/---
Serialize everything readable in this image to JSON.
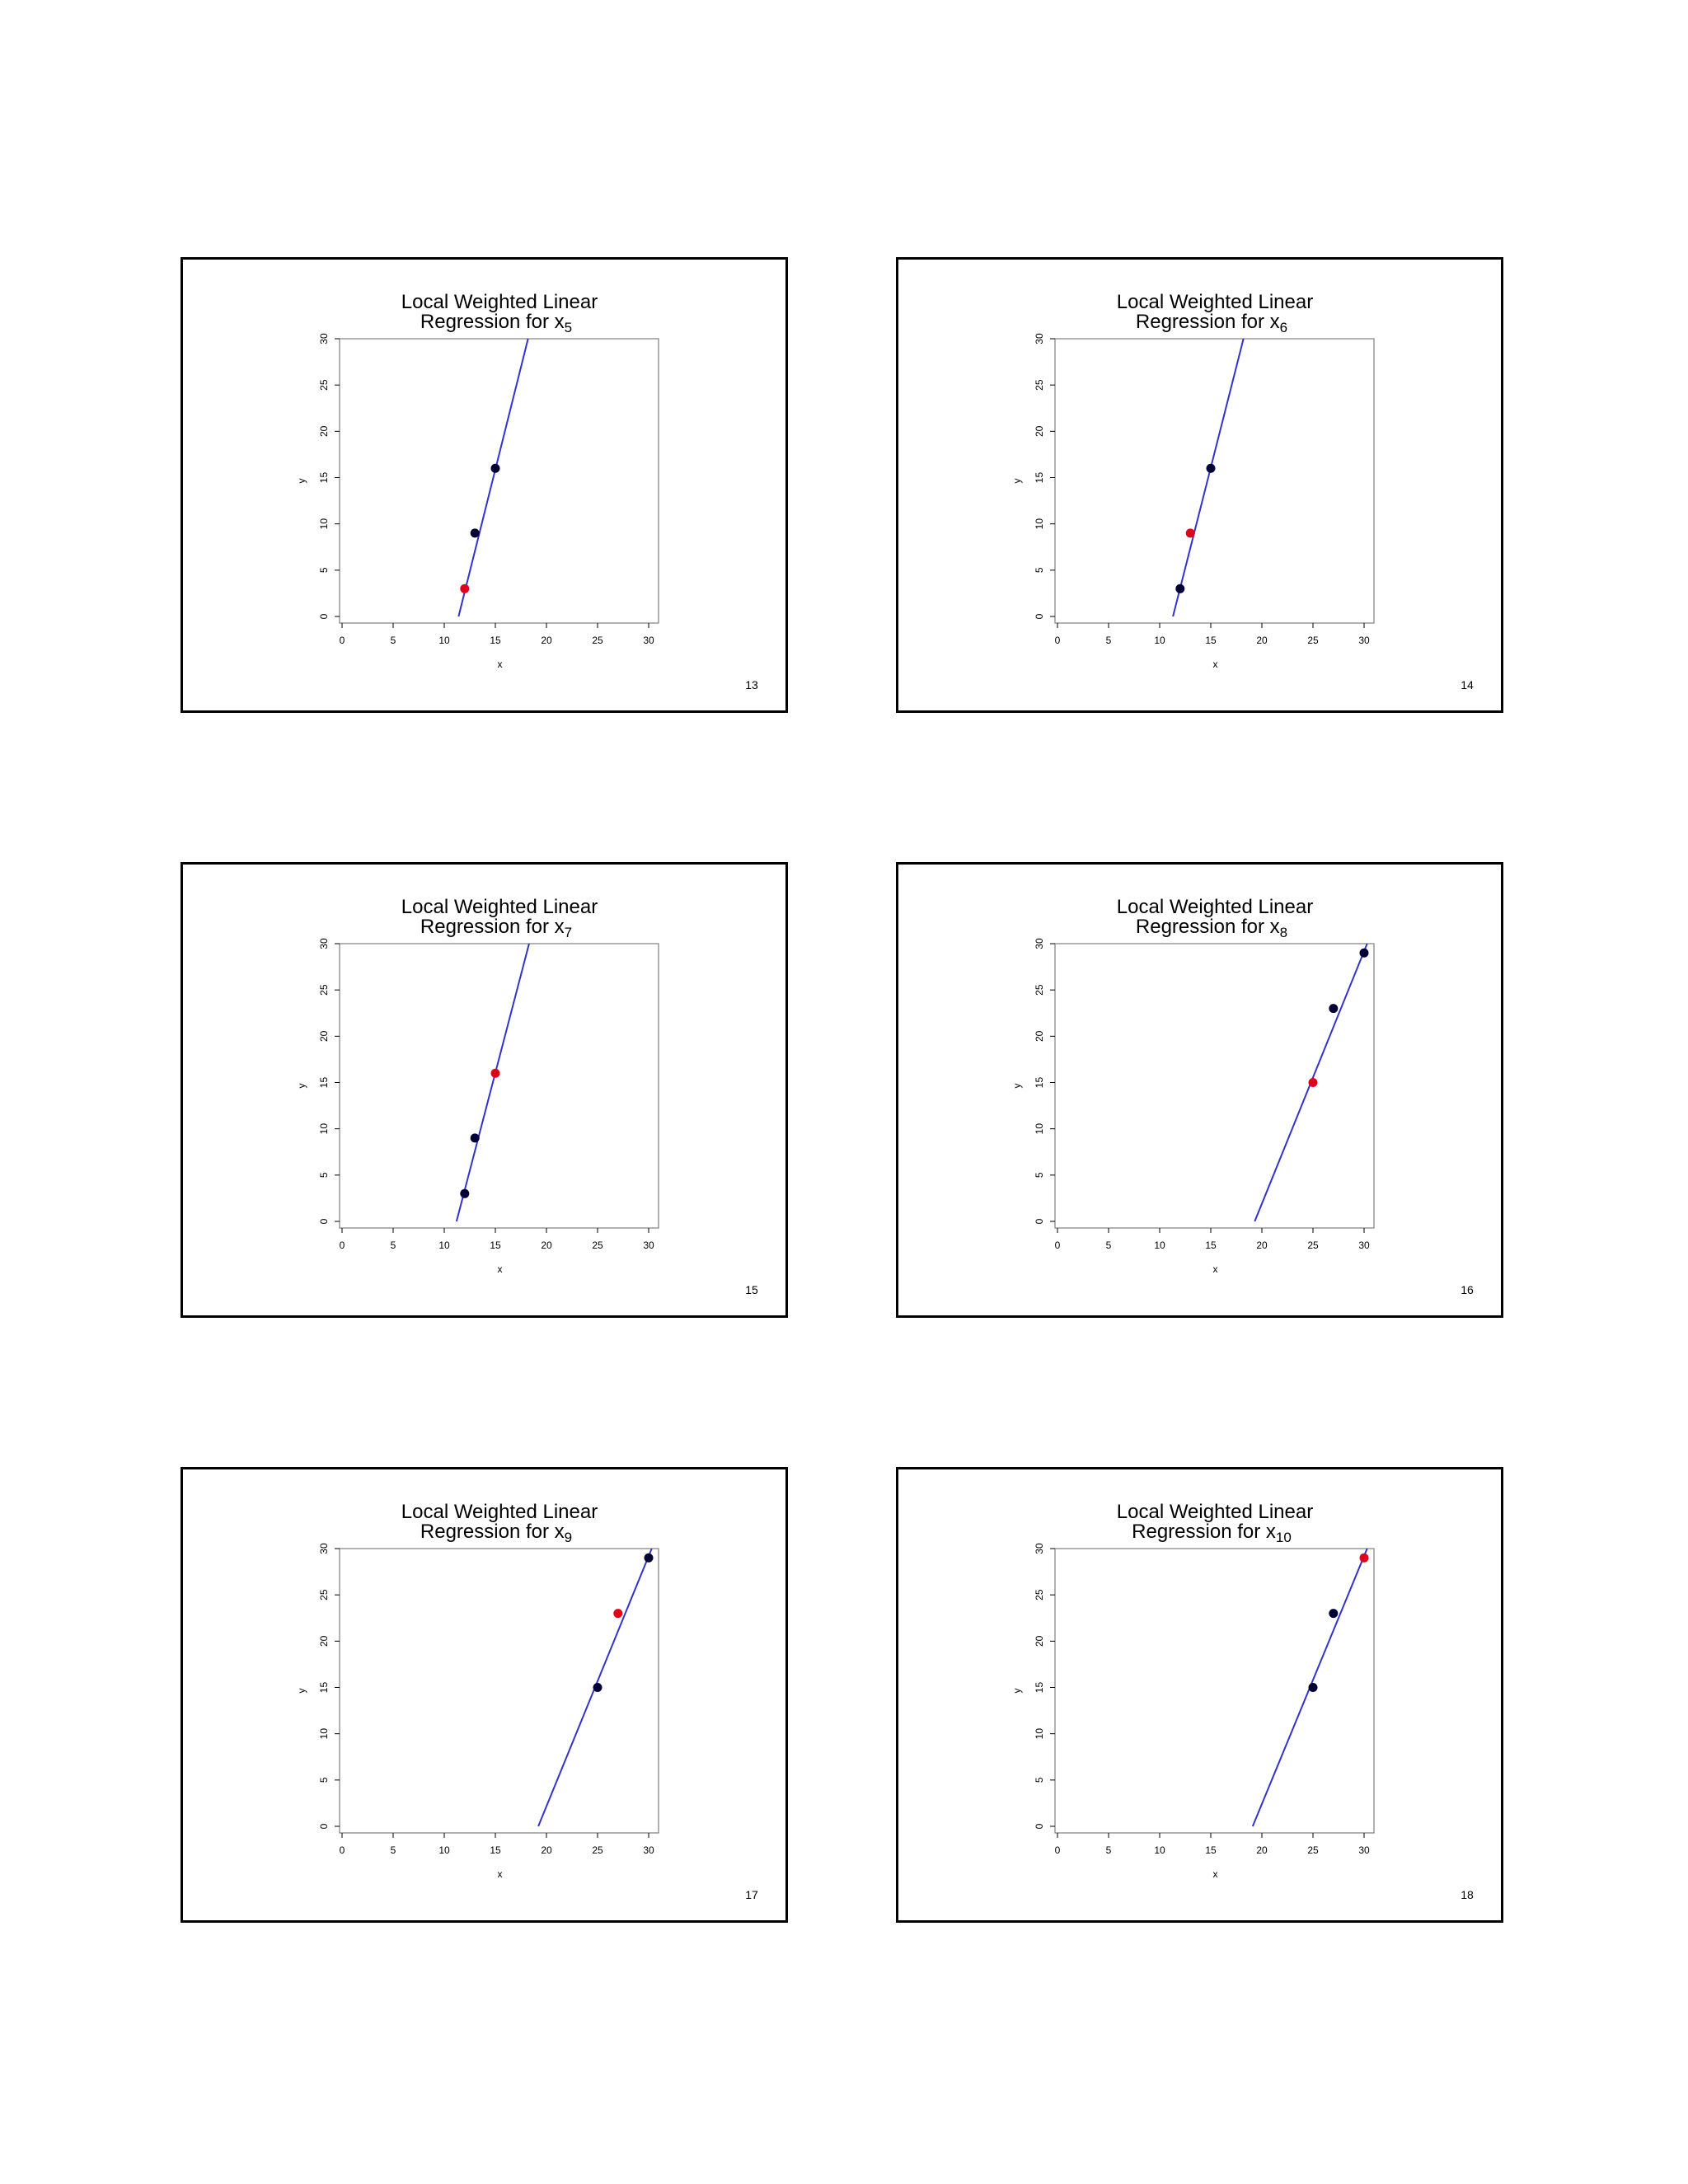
{
  "slides": [
    {
      "title_line1": "Local Weighted Linear",
      "title_line2": "Regression for x",
      "subscript": "5",
      "page": "13"
    },
    {
      "title_line1": "Local Weighted Linear",
      "title_line2": "Regression for x",
      "subscript": "6",
      "page": "14"
    },
    {
      "title_line1": "Local Weighted Linear",
      "title_line2": "Regression for x",
      "subscript": "7",
      "page": "15"
    },
    {
      "title_line1": "Local Weighted Linear",
      "title_line2": "Regression for x",
      "subscript": "8",
      "page": "16"
    },
    {
      "title_line1": "Local Weighted Linear",
      "title_line2": "Regression for x",
      "subscript": "9",
      "page": "17"
    },
    {
      "title_line1": "Local Weighted Linear",
      "title_line2": "Regression for x",
      "subscript": "10",
      "page": "18"
    }
  ],
  "colors": {
    "line": "#3333cc",
    "highlight": "#e0001b",
    "point": "#000033"
  },
  "chart_data": [
    {
      "type": "scatter",
      "title": "Local Weighted Linear Regression for x5",
      "xlabel": "x",
      "ylabel": "y",
      "xlim": [
        0,
        30
      ],
      "ylim": [
        0,
        30
      ],
      "xticks": [
        0,
        5,
        10,
        15,
        20,
        25,
        30
      ],
      "yticks": [
        0,
        5,
        10,
        15,
        20,
        25,
        30
      ],
      "points": [
        {
          "x": 12,
          "y": 3,
          "highlight": true
        },
        {
          "x": 13,
          "y": 9,
          "highlight": false
        },
        {
          "x": 15,
          "y": 16,
          "highlight": false
        }
      ],
      "fit_line": [
        [
          11.4,
          0
        ],
        [
          18.2,
          30
        ]
      ]
    },
    {
      "type": "scatter",
      "title": "Local Weighted Linear Regression for x6",
      "xlabel": "x",
      "ylabel": "y",
      "xlim": [
        0,
        30
      ],
      "ylim": [
        0,
        30
      ],
      "xticks": [
        0,
        5,
        10,
        15,
        20,
        25,
        30
      ],
      "yticks": [
        0,
        5,
        10,
        15,
        20,
        25,
        30
      ],
      "points": [
        {
          "x": 12,
          "y": 3,
          "highlight": false
        },
        {
          "x": 13,
          "y": 9,
          "highlight": true
        },
        {
          "x": 15,
          "y": 16,
          "highlight": false
        }
      ],
      "fit_line": [
        [
          11.3,
          0
        ],
        [
          18.2,
          30
        ]
      ]
    },
    {
      "type": "scatter",
      "title": "Local Weighted Linear Regression for x7",
      "xlabel": "x",
      "ylabel": "y",
      "xlim": [
        0,
        30
      ],
      "ylim": [
        0,
        30
      ],
      "xticks": [
        0,
        5,
        10,
        15,
        20,
        25,
        30
      ],
      "yticks": [
        0,
        5,
        10,
        15,
        20,
        25,
        30
      ],
      "points": [
        {
          "x": 12,
          "y": 3,
          "highlight": false
        },
        {
          "x": 13,
          "y": 9,
          "highlight": false
        },
        {
          "x": 15,
          "y": 16,
          "highlight": true
        }
      ],
      "fit_line": [
        [
          11.2,
          0
        ],
        [
          18.3,
          30
        ]
      ]
    },
    {
      "type": "scatter",
      "title": "Local Weighted Linear Regression for x8",
      "xlabel": "x",
      "ylabel": "y",
      "xlim": [
        0,
        30
      ],
      "ylim": [
        0,
        30
      ],
      "xticks": [
        0,
        5,
        10,
        15,
        20,
        25,
        30
      ],
      "yticks": [
        0,
        5,
        10,
        15,
        20,
        25,
        30
      ],
      "points": [
        {
          "x": 25,
          "y": 15,
          "highlight": true
        },
        {
          "x": 27,
          "y": 23,
          "highlight": false
        },
        {
          "x": 30,
          "y": 29,
          "highlight": false
        }
      ],
      "fit_line": [
        [
          19.3,
          0
        ],
        [
          30.3,
          30
        ]
      ]
    },
    {
      "type": "scatter",
      "title": "Local Weighted Linear Regression for x9",
      "xlabel": "x",
      "ylabel": "y",
      "xlim": [
        0,
        30
      ],
      "ylim": [
        0,
        30
      ],
      "xticks": [
        0,
        5,
        10,
        15,
        20,
        25,
        30
      ],
      "yticks": [
        0,
        5,
        10,
        15,
        20,
        25,
        30
      ],
      "points": [
        {
          "x": 25,
          "y": 15,
          "highlight": false
        },
        {
          "x": 27,
          "y": 23,
          "highlight": true
        },
        {
          "x": 30,
          "y": 29,
          "highlight": false
        }
      ],
      "fit_line": [
        [
          19.2,
          0
        ],
        [
          30.3,
          30
        ]
      ]
    },
    {
      "type": "scatter",
      "title": "Local Weighted Linear Regression for x10",
      "xlabel": "x",
      "ylabel": "y",
      "xlim": [
        0,
        30
      ],
      "ylim": [
        0,
        30
      ],
      "xticks": [
        0,
        5,
        10,
        15,
        20,
        25,
        30
      ],
      "yticks": [
        0,
        5,
        10,
        15,
        20,
        25,
        30
      ],
      "points": [
        {
          "x": 25,
          "y": 15,
          "highlight": false
        },
        {
          "x": 27,
          "y": 23,
          "highlight": false
        },
        {
          "x": 30,
          "y": 29,
          "highlight": true
        }
      ],
      "fit_line": [
        [
          19.1,
          0
        ],
        [
          30.3,
          30
        ]
      ]
    }
  ]
}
\---
§ **GIVEN PROBLEM**: Write out the entries again, exactly as given, skipping any images.

§ **COMPLETE ANSWER**:
Serialize everything readable in this image to JSON.
{
  "slides": [
    {
      "title_line1": "Local Weighted Linear",
      "title_line2": "Regression for x",
      "subscript": "5",
      "page": "13"
    },
    {
      "title_line1": "Local Weighted Linear",
      "title_line2": "Regression for x",
      "subscript": "6",
      "page": "14"
    },
    {
      "title_line1": "Local Weighted Linear",
      "title_line2": "Regression for x",
      "subscript": "7",
      "page": "15"
    },
    {
      "title_line1": "Local Weighted Linear",
      "title_line2": "Regression for x",
      "subscript": "8",
      "page": "16"
    },
    {
      "title_line1": "Local Weighted Linear",
      "title_line2": "Regression for x",
      "subscript": "9",
      "page": "17"
    },
    {
      "title_line1": "Local Weighted Linear",
      "title_line2": "Regression for x",
      "subscript": "10",
      "page": "18"
    }
  ],
  "colors": {
    "line": "#3333cc",
    "highlight": "#e0001b",
    "point": "#000033"
  },
  "chart_data": [
    {
      "type": "scatter",
      "title": "Local Weighted Linear Regression for x5",
      "xlabel": "x",
      "ylabel": "y",
      "xlim": [
        0,
        30
      ],
      "ylim": [
        0,
        30
      ],
      "xticks": [
        0,
        5,
        10,
        15,
        20,
        25,
        30
      ],
      "yticks": [
        0,
        5,
        10,
        15,
        20,
        25,
        30
      ],
      "points": [
        {
          "x": 12,
          "y": 3,
          "highlight": true
        },
        {
          "x": 13,
          "y": 9,
          "highlight": false
        },
        {
          "x": 15,
          "y": 16,
          "highlight": false
        }
      ],
      "fit_line": [
        [
          11.4,
          0
        ],
        [
          18.2,
          30
        ]
      ]
    },
    {
      "type": "scatter",
      "title": "Local Weighted Linear Regression for x6",
      "xlabel": "x",
      "ylabel": "y",
      "xlim": [
        0,
        30
      ],
      "ylim": [
        0,
        30
      ],
      "xticks": [
        0,
        5,
        10,
        15,
        20,
        25,
        30
      ],
      "yticks": [
        0,
        5,
        10,
        15,
        20,
        25,
        30
      ],
      "points": [
        {
          "x": 12,
          "y": 3,
          "highlight": false
        },
        {
          "x": 13,
          "y": 9,
          "highlight": true
        },
        {
          "x": 15,
          "y": 16,
          "highlight": false
        }
      ],
      "fit_line": [
        [
          11.3,
          0
        ],
        [
          18.2,
          30
        ]
      ]
    },
    {
      "type": "scatter",
      "title": "Local Weighted Linear Regression for x7",
      "xlabel": "x",
      "ylabel": "y",
      "xlim": [
        0,
        30
      ],
      "ylim": [
        0,
        30
      ],
      "xticks": [
        0,
        5,
        10,
        15,
        20,
        25,
        30
      ],
      "yticks": [
        0,
        5,
        10,
        15,
        20,
        25,
        30
      ],
      "points": [
        {
          "x": 12,
          "y": 3,
          "highlight": false
        },
        {
          "x": 13,
          "y": 9,
          "highlight": false
        },
        {
          "x": 15,
          "y": 16,
          "highlight": true
        }
      ],
      "fit_line": [
        [
          11.2,
          0
        ],
        [
          18.3,
          30
        ]
      ]
    },
    {
      "type": "scatter",
      "title": "Local Weighted Linear Regression for x8",
      "xlabel": "x",
      "ylabel": "y",
      "xlim": [
        0,
        30
      ],
      "ylim": [
        0,
        30
      ],
      "xticks": [
        0,
        5,
        10,
        15,
        20,
        25,
        30
      ],
      "yticks": [
        0,
        5,
        10,
        15,
        20,
        25,
        30
      ],
      "points": [
        {
          "x": 25,
          "y": 15,
          "highlight": true
        },
        {
          "x": 27,
          "y": 23,
          "highlight": false
        },
        {
          "x": 30,
          "y": 29,
          "highlight": false
        }
      ],
      "fit_line": [
        [
          19.3,
          0
        ],
        [
          30.3,
          30
        ]
      ]
    },
    {
      "type": "scatter",
      "title": "Local Weighted Linear Regression for x9",
      "xlabel": "x",
      "ylabel": "y",
      "xlim": [
        0,
        30
      ],
      "ylim": [
        0,
        30
      ],
      "xticks": [
        0,
        5,
        10,
        15,
        20,
        25,
        30
      ],
      "yticks": [
        0,
        5,
        10,
        15,
        20,
        25,
        30
      ],
      "points": [
        {
          "x": 25,
          "y": 15,
          "highlight": false
        },
        {
          "x": 27,
          "y": 23,
          "highlight": true
        },
        {
          "x": 30,
          "y": 29,
          "highlight": false
        }
      ],
      "fit_line": [
        [
          19.2,
          0
        ],
        [
          30.3,
          30
        ]
      ]
    },
    {
      "type": "scatter",
      "title": "Local Weighted Linear Regression for x10",
      "xlabel": "x",
      "ylabel": "y",
      "xlim": [
        0,
        30
      ],
      "ylim": [
        0,
        30
      ],
      "xticks": [
        0,
        5,
        10,
        15,
        20,
        25,
        30
      ],
      "yticks": [
        0,
        5,
        10,
        15,
        20,
        25,
        30
      ],
      "points": [
        {
          "x": 25,
          "y": 15,
          "highlight": false
        },
        {
          "x": 27,
          "y": 23,
          "highlight": false
        },
        {
          "x": 30,
          "y": 29,
          "highlight": true
        }
      ],
      "fit_line": [
        [
          19.1,
          0
        ],
        [
          30.3,
          30
        ]
      ]
    }
  ]
}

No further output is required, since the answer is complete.